Job:
Among the entries, which lines carry the string "stars"? Copy each of them.

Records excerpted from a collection

○ ○ ○ ○

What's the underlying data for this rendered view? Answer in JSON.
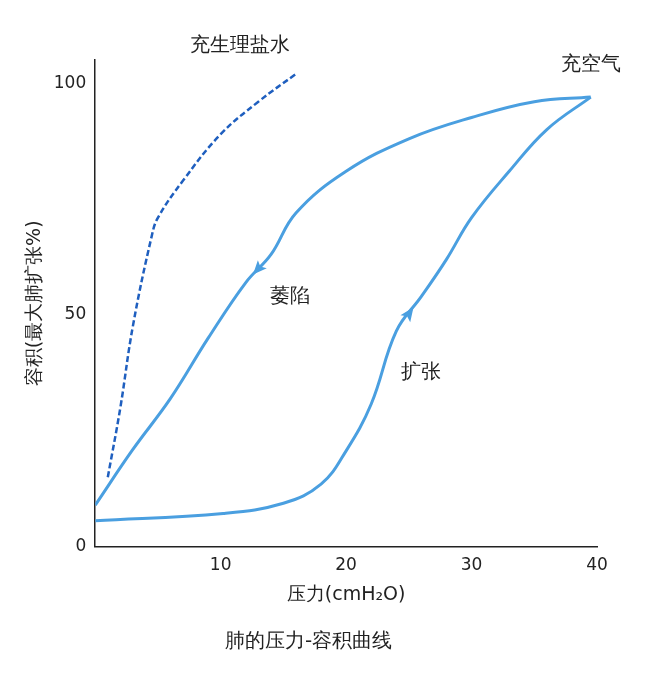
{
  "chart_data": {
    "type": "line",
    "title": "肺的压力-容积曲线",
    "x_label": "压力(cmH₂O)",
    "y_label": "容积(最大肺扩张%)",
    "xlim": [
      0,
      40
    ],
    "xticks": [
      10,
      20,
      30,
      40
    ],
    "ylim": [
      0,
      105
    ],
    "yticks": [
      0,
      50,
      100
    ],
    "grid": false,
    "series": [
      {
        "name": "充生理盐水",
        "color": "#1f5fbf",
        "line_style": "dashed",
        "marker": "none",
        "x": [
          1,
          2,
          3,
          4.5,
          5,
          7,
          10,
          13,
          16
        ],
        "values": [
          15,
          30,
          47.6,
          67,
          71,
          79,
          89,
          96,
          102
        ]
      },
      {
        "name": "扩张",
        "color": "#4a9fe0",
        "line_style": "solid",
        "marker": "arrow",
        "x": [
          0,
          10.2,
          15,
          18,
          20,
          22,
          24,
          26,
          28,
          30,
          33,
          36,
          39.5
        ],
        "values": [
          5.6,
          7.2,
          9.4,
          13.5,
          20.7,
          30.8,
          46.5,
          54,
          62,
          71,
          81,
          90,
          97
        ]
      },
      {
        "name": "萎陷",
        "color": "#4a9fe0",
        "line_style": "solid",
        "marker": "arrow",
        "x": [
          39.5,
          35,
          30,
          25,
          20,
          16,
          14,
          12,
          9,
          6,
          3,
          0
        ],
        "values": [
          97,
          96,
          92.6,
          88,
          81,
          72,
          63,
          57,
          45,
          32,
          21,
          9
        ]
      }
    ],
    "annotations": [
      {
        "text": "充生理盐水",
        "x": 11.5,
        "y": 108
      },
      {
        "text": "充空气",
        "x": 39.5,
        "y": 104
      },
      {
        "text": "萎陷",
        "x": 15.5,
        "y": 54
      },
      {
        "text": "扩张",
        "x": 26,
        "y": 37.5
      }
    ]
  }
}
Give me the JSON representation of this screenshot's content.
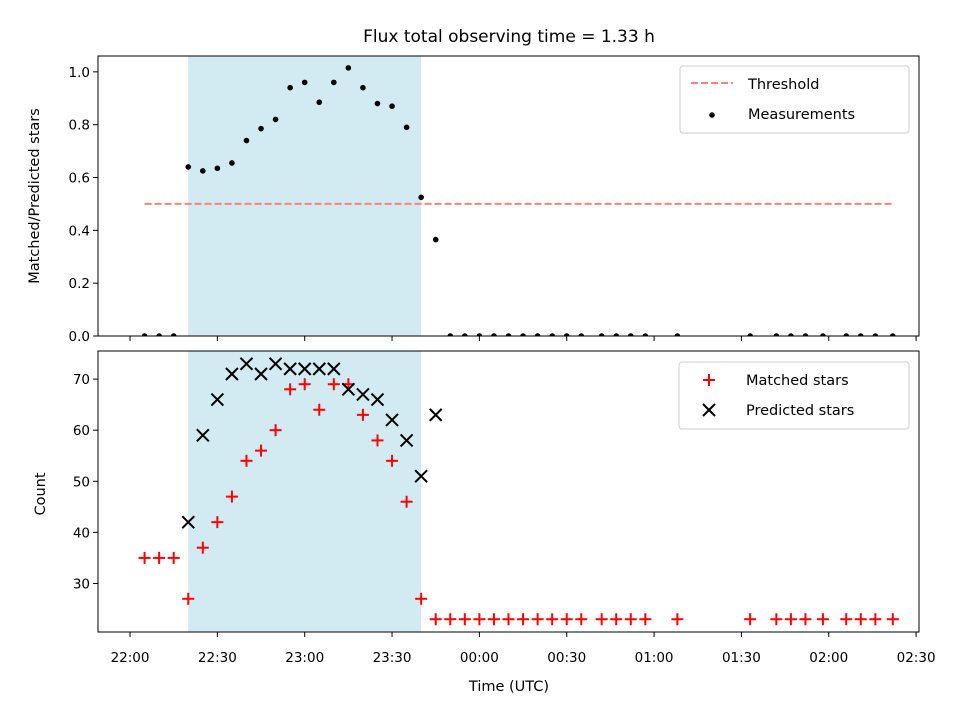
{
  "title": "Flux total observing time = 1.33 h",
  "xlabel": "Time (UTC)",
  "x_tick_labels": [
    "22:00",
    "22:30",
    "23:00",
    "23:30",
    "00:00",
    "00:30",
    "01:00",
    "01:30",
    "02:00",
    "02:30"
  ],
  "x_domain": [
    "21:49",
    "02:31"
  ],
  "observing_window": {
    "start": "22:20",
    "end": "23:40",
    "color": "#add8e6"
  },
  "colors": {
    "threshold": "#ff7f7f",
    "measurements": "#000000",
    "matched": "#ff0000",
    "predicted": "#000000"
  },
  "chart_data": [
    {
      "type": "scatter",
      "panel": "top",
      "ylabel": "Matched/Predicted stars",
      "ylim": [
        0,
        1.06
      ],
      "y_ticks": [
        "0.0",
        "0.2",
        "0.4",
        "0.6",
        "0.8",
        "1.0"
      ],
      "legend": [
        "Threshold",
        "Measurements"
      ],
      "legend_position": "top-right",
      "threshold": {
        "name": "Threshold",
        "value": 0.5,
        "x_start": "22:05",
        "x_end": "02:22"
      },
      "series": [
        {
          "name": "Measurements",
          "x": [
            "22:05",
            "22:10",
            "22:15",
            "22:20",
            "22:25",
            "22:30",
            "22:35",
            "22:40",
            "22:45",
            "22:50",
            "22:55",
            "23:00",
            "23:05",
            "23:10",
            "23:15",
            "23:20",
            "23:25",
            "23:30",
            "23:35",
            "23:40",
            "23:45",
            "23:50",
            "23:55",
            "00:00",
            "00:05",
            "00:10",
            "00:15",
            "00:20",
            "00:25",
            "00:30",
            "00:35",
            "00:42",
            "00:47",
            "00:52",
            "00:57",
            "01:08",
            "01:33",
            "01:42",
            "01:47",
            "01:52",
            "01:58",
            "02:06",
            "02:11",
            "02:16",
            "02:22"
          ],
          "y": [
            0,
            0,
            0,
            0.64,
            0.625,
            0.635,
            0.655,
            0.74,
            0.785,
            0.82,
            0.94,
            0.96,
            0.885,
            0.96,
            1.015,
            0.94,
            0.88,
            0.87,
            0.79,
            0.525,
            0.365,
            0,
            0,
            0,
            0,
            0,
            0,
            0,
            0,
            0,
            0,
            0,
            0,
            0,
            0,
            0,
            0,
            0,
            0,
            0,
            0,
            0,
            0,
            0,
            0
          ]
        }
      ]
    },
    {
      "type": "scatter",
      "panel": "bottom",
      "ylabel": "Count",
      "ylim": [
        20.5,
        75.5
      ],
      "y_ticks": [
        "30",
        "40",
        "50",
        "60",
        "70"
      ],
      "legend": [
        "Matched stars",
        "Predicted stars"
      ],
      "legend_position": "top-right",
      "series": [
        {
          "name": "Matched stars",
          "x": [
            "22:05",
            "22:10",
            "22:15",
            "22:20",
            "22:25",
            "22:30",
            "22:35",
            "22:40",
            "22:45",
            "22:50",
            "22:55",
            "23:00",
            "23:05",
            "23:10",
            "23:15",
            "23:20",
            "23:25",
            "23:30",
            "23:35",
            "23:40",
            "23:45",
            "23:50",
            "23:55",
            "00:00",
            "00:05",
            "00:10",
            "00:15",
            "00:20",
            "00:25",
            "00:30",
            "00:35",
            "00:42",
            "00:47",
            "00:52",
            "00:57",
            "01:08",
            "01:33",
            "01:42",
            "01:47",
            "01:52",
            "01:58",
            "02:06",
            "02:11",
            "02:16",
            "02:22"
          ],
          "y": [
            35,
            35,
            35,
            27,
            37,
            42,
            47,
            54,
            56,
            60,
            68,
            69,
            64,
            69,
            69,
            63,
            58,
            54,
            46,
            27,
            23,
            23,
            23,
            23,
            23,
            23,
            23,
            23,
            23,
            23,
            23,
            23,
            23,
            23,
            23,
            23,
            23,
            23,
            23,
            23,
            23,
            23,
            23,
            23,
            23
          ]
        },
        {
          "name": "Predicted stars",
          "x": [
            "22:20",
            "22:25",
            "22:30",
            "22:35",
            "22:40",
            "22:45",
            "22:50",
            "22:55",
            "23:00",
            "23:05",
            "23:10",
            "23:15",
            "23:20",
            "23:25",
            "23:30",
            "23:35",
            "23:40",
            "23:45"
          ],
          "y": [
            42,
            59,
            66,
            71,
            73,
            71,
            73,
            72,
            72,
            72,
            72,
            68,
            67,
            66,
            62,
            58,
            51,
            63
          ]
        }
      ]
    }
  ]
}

○ ○ ○ ○

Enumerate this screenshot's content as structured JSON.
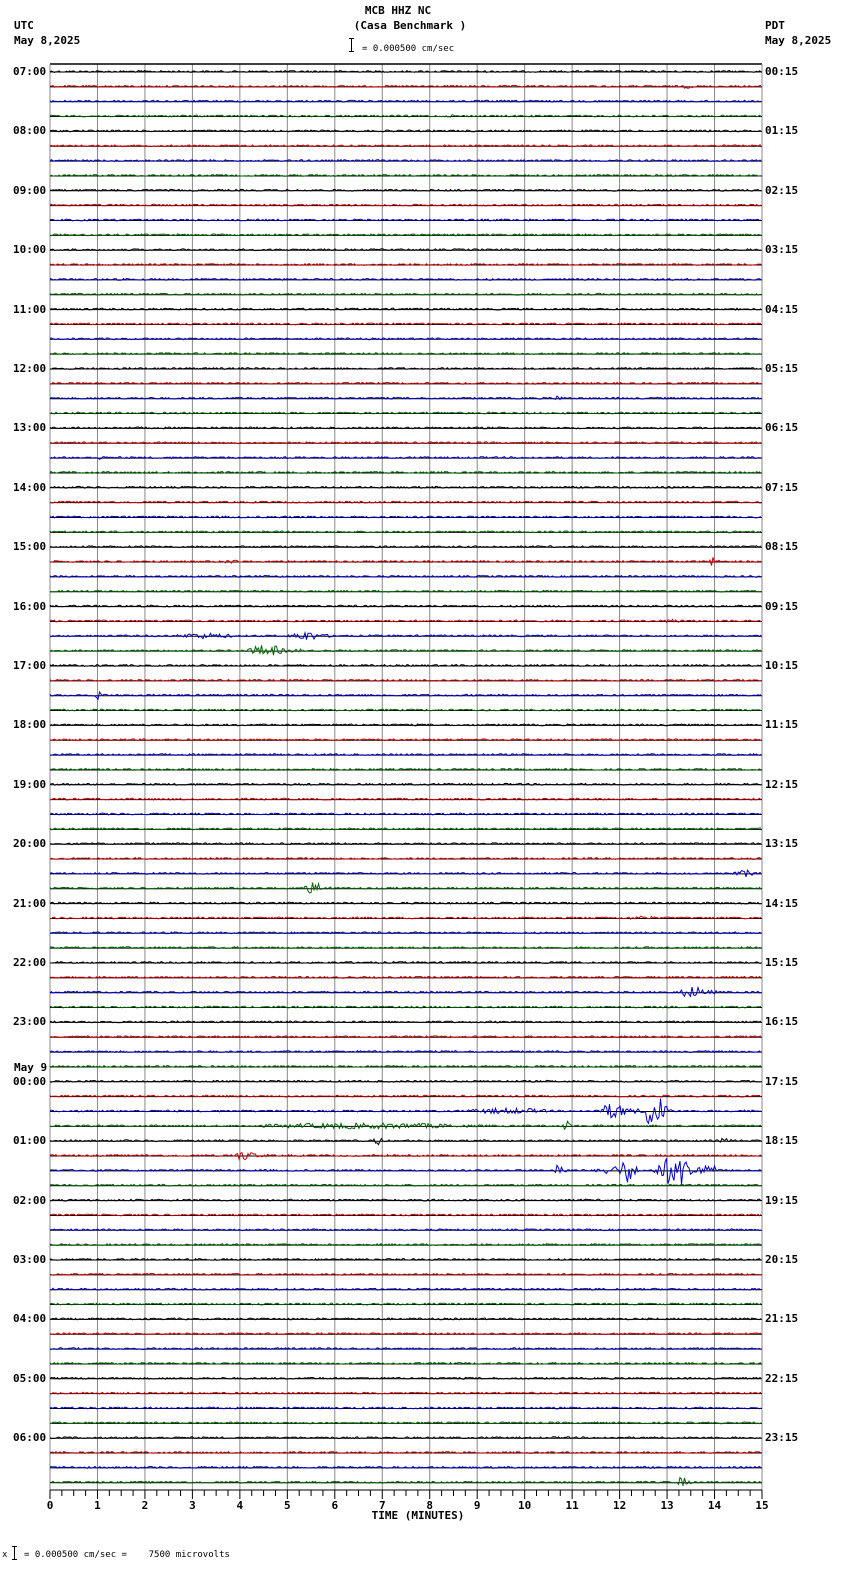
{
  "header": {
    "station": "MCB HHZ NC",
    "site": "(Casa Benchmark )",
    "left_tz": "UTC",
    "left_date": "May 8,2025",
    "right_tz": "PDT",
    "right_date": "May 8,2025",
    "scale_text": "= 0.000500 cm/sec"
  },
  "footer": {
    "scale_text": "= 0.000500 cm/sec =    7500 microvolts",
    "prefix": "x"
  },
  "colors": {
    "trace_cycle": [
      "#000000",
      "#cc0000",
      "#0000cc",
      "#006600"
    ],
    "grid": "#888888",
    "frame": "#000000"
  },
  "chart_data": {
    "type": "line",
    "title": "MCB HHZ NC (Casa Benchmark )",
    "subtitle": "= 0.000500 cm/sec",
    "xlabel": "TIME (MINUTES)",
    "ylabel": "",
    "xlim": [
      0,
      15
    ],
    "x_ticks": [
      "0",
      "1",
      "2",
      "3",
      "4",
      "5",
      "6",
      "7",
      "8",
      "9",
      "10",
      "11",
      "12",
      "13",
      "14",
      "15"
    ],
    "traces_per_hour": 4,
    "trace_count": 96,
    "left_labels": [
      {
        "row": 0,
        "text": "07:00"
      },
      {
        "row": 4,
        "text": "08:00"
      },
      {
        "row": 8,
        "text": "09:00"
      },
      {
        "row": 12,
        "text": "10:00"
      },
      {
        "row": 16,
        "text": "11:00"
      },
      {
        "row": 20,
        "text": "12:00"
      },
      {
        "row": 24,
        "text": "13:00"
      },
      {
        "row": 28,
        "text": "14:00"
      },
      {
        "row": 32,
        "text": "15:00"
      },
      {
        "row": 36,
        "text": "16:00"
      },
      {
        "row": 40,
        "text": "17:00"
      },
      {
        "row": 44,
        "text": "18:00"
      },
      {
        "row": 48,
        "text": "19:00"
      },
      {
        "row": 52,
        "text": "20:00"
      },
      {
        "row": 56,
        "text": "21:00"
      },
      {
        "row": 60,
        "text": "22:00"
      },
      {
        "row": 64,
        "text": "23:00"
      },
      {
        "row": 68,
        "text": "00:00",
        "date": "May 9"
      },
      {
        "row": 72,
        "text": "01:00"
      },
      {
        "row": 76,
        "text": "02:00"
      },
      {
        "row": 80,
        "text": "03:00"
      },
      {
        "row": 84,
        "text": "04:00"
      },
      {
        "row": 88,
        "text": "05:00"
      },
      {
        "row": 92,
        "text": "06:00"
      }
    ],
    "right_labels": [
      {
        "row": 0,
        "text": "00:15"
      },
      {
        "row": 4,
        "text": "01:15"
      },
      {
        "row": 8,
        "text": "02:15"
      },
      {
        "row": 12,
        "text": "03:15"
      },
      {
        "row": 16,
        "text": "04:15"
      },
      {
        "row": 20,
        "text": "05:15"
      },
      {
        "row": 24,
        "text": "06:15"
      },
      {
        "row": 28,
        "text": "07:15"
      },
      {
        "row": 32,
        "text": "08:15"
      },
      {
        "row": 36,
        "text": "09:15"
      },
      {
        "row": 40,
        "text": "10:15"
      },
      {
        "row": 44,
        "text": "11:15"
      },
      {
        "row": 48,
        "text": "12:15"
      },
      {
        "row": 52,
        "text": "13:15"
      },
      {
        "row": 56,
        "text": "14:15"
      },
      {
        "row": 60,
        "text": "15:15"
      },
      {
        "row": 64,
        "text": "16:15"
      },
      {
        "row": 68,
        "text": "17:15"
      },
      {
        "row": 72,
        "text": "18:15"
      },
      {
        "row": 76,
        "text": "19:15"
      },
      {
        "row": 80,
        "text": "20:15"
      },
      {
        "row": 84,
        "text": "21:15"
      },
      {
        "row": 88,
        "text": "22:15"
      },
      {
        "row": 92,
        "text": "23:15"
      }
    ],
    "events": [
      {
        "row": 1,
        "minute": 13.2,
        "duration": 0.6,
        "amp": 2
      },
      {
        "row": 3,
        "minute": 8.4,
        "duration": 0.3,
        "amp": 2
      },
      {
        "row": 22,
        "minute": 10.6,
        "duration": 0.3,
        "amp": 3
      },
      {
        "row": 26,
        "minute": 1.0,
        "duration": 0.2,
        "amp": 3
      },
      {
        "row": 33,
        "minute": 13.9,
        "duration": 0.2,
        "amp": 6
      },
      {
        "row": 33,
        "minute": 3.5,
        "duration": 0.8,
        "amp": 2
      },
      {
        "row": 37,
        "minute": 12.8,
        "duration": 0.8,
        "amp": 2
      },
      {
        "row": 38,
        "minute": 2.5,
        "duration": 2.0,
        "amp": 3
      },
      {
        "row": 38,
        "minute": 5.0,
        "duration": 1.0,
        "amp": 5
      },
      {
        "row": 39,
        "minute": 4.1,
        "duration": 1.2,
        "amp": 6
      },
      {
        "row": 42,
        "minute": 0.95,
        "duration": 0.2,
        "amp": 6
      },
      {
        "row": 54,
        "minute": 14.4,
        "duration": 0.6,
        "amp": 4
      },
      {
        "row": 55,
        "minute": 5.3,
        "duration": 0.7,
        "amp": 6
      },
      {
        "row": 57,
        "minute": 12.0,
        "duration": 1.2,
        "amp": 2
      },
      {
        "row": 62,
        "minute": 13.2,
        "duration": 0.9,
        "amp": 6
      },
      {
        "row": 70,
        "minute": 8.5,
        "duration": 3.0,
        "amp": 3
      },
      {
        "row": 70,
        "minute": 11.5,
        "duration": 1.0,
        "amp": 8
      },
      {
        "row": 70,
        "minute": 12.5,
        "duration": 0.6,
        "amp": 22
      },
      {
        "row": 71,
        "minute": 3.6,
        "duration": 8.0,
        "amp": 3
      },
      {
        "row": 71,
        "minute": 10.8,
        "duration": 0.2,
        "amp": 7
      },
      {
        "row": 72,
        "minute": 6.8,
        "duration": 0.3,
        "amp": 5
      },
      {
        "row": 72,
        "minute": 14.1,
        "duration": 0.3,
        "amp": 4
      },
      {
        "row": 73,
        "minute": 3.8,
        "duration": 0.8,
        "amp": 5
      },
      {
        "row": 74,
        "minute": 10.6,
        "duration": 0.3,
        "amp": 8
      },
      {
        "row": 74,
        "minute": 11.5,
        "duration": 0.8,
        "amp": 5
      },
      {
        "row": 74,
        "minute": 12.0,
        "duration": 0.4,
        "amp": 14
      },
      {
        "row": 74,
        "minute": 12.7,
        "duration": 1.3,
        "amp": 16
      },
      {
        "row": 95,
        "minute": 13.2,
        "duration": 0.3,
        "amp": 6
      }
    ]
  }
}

○ ○ ○ ○

Exercise solution:
      "ylabel": "Matched/Predicted stars",
        "Matched stars",
        "Predicted stars"
          "name": "Matched stars",
          "name": "Predicted stars",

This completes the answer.